:: Supplied data ::

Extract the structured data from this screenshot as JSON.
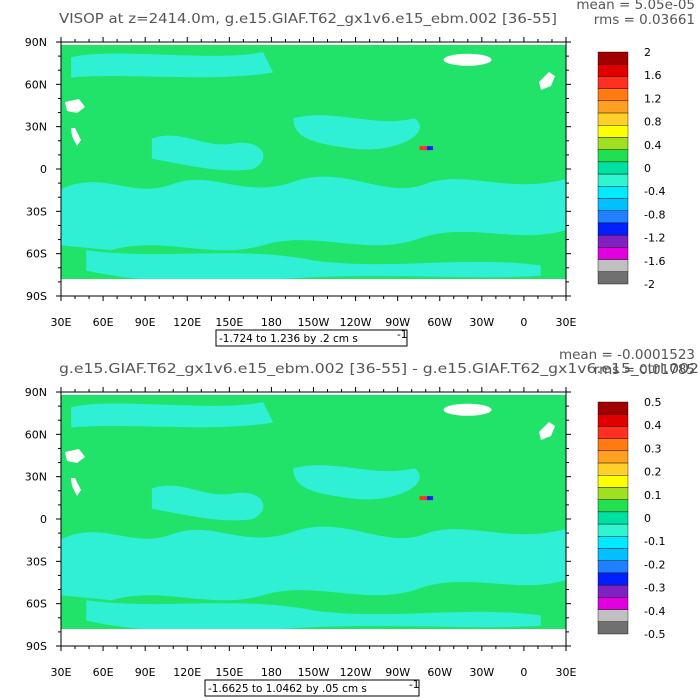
{
  "chart_data": [
    {
      "type": "heatmap",
      "title": "VISOP at z=2414.0m, g.e15.GIAF.T62_gx1v6.e15_ebm.002 [36-55]",
      "stats": {
        "mean": "mean = 5.05e-05",
        "rms": "rms = 0.03661"
      },
      "range_label": "-1.724 to 1.236 by .2 cm s",
      "range_unit_sup": "-1",
      "x_ticks": [
        "30E",
        "60E",
        "90E",
        "120E",
        "150E",
        "180",
        "150W",
        "120W",
        "90W",
        "60W",
        "30W",
        "0",
        "30E"
      ],
      "y_ticks": [
        "90N",
        "60N",
        "30N",
        "0",
        "30S",
        "60S",
        "90S"
      ],
      "colorbar": {
        "labels": [
          "2",
          "1.6",
          "1.2",
          "0.8",
          "0.4",
          "0",
          "-0.4",
          "-0.8",
          "-1.2",
          "-1.6",
          "-2"
        ],
        "colors": [
          "#a00000",
          "#e00000",
          "#ff3020",
          "#ff7a10",
          "#ffa020",
          "#ffd02a",
          "#ffff00",
          "#a0e020",
          "#20e050",
          "#00e0a0",
          "#30f5d0",
          "#00eaff",
          "#00c0ff",
          "#2080ff",
          "#0020ff",
          "#8020c0",
          "#e000e0",
          "#c0c0c0",
          "#707070"
        ]
      },
      "field": {
        "background": "#22e36a",
        "ocean_band": "#2ff0d4",
        "no_data": "#ffffff"
      }
    },
    {
      "type": "heatmap",
      "title": "g.e15.GIAF.T62_gx1v6.e15_ebm.002 [36-55] - g.e15.GIAF.T62_gx1v6.e15_ctrl.002",
      "stats": {
        "mean": "mean = -0.0001523",
        "rms": "rms = 0.01785"
      },
      "range_label": "-1.6625 to 1.0462 by .05 cm s",
      "range_unit_sup": "-1",
      "x_ticks": [
        "30E",
        "60E",
        "90E",
        "120E",
        "150E",
        "180",
        "150W",
        "120W",
        "90W",
        "60W",
        "30W",
        "0",
        "30E"
      ],
      "y_ticks": [
        "90N",
        "60N",
        "30N",
        "0",
        "30S",
        "60S",
        "90S"
      ],
      "colorbar": {
        "labels": [
          "0.5",
          "0.4",
          "0.3",
          "0.2",
          "0.1",
          "0",
          "-0.1",
          "-0.2",
          "-0.3",
          "-0.4",
          "-0.5"
        ],
        "colors": [
          "#a00000",
          "#e00000",
          "#ff3020",
          "#ff7a10",
          "#ffa020",
          "#ffd02a",
          "#ffff00",
          "#a0e020",
          "#20e050",
          "#00e0a0",
          "#30f5d0",
          "#00eaff",
          "#00c0ff",
          "#2080ff",
          "#0020ff",
          "#8020c0",
          "#e000e0",
          "#c0c0c0",
          "#707070"
        ]
      },
      "field": {
        "background": "#22e36a",
        "ocean_band": "#2ff0d4",
        "no_data": "#ffffff"
      }
    }
  ]
}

:::

Repeat the data in full and exactly. Omit pictures.

Extract the structured data from this screenshot as JSON.
{
  "chart_data": [
    {
      "type": "heatmap",
      "title": "VISOP at z=2414.0m, g.e15.GIAF.T62_gx1v6.e15_ebm.002 [36-55]",
      "stats": {
        "mean": "mean = 5.05e-05",
        "rms": "rms = 0.03661"
      },
      "range_label": "-1.724 to 1.236 by .2 cm s",
      "range_unit_sup": "-1",
      "x_ticks": [
        "30E",
        "60E",
        "90E",
        "120E",
        "150E",
        "180",
        "150W",
        "120W",
        "90W",
        "60W",
        "30W",
        "0",
        "30E"
      ],
      "y_ticks": [
        "90N",
        "60N",
        "30N",
        "0",
        "30S",
        "60S",
        "90S"
      ],
      "colorbar": {
        "labels": [
          "2",
          "1.6",
          "1.2",
          "0.8",
          "0.4",
          "0",
          "-0.4",
          "-0.8",
          "-1.2",
          "-1.6",
          "-2"
        ],
        "colors": [
          "#a00000",
          "#e00000",
          "#ff3020",
          "#ff7a10",
          "#ffa020",
          "#ffd02a",
          "#ffff00",
          "#a0e020",
          "#20e050",
          "#00e0a0",
          "#30f5d0",
          "#00eaff",
          "#00c0ff",
          "#2080ff",
          "#0020ff",
          "#8020c0",
          "#e000e0",
          "#c0c0c0",
          "#707070"
        ]
      },
      "field": {
        "background": "#22e36a",
        "ocean_band": "#2ff0d4",
        "no_data": "#ffffff"
      }
    },
    {
      "type": "heatmap",
      "title": "g.e15.GIAF.T62_gx1v6.e15_ebm.002 [36-55] - g.e15.GIAF.T62_gx1v6.e15_ctrl.002",
      "stats": {
        "mean": "mean = -0.0001523",
        "rms": "rms = 0.01785"
      },
      "range_label": "-1.6625 to 1.0462 by .05 cm s",
      "range_unit_sup": "-1",
      "x_ticks": [
        "30E",
        "60E",
        "90E",
        "120E",
        "150E",
        "180",
        "150W",
        "120W",
        "90W",
        "60W",
        "30W",
        "0",
        "30E"
      ],
      "y_ticks": [
        "90N",
        "60N",
        "30N",
        "0",
        "30S",
        "60S",
        "90S"
      ],
      "colorbar": {
        "labels": [
          "0.5",
          "0.4",
          "0.3",
          "0.2",
          "0.1",
          "0",
          "-0.1",
          "-0.2",
          "-0.3",
          "-0.4",
          "-0.5"
        ],
        "colors": [
          "#a00000",
          "#e00000",
          "#ff3020",
          "#ff7a10",
          "#ffa020",
          "#ffd02a",
          "#ffff00",
          "#a0e020",
          "#20e050",
          "#00e0a0",
          "#30f5d0",
          "#00eaff",
          "#00c0ff",
          "#2080ff",
          "#0020ff",
          "#8020c0",
          "#e000e0",
          "#c0c0c0",
          "#707070"
        ]
      },
      "field": {
        "background": "#22e36a",
        "ocean_band": "#2ff0d4",
        "no_data": "#ffffff"
      }
    }
  ]
}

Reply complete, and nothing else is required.